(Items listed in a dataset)
--------

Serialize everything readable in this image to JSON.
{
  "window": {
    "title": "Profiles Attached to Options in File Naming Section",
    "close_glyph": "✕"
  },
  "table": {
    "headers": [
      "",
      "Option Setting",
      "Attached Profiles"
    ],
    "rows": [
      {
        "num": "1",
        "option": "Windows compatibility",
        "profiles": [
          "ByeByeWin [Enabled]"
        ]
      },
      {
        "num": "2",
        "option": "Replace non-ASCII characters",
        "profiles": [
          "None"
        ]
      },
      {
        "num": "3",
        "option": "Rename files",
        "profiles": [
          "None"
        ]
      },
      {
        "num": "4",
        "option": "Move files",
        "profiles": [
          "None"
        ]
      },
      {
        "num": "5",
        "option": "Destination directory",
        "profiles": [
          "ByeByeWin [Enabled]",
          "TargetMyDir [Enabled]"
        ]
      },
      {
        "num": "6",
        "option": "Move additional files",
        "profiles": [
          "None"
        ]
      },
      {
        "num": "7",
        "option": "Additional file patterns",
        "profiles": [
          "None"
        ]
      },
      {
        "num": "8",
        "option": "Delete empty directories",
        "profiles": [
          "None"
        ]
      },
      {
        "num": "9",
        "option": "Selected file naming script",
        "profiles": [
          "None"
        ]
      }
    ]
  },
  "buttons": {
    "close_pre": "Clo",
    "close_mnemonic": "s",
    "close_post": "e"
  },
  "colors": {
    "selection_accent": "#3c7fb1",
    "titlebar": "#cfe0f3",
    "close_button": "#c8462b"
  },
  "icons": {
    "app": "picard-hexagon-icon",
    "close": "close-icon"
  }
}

--------

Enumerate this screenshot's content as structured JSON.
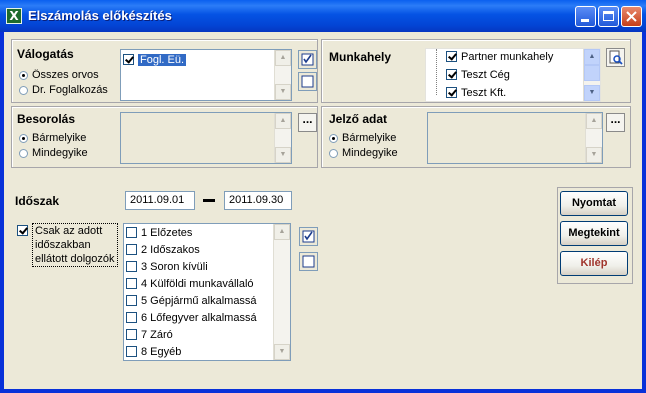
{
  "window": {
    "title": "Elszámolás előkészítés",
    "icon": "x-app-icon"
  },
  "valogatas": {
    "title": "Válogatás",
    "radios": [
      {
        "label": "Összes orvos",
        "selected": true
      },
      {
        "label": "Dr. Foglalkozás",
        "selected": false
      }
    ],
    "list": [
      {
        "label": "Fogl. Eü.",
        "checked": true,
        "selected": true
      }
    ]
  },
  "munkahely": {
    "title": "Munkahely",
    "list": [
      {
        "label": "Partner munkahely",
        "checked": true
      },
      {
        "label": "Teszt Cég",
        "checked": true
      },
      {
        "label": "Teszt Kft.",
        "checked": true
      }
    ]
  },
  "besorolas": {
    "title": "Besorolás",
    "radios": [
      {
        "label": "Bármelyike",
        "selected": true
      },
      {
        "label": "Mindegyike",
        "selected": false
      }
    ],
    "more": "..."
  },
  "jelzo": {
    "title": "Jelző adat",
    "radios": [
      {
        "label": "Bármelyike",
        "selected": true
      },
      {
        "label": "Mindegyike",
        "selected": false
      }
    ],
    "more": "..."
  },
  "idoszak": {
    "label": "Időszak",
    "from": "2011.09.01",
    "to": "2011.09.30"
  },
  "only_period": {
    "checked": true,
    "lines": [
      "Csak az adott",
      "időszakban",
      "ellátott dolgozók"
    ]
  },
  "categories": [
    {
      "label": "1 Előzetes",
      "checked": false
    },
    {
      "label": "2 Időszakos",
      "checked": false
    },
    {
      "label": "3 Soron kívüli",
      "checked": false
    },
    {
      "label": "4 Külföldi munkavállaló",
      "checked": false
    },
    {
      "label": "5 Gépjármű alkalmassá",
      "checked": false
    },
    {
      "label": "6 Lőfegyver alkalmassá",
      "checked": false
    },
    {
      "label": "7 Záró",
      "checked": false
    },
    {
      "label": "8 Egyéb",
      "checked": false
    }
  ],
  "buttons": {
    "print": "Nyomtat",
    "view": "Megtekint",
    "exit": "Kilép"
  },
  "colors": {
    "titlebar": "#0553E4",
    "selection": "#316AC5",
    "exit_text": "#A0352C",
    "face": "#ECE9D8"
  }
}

--------

### Problem details
Report the number of lines that contain "ByeByeWin", with no other words.

### Answer for this exercise
2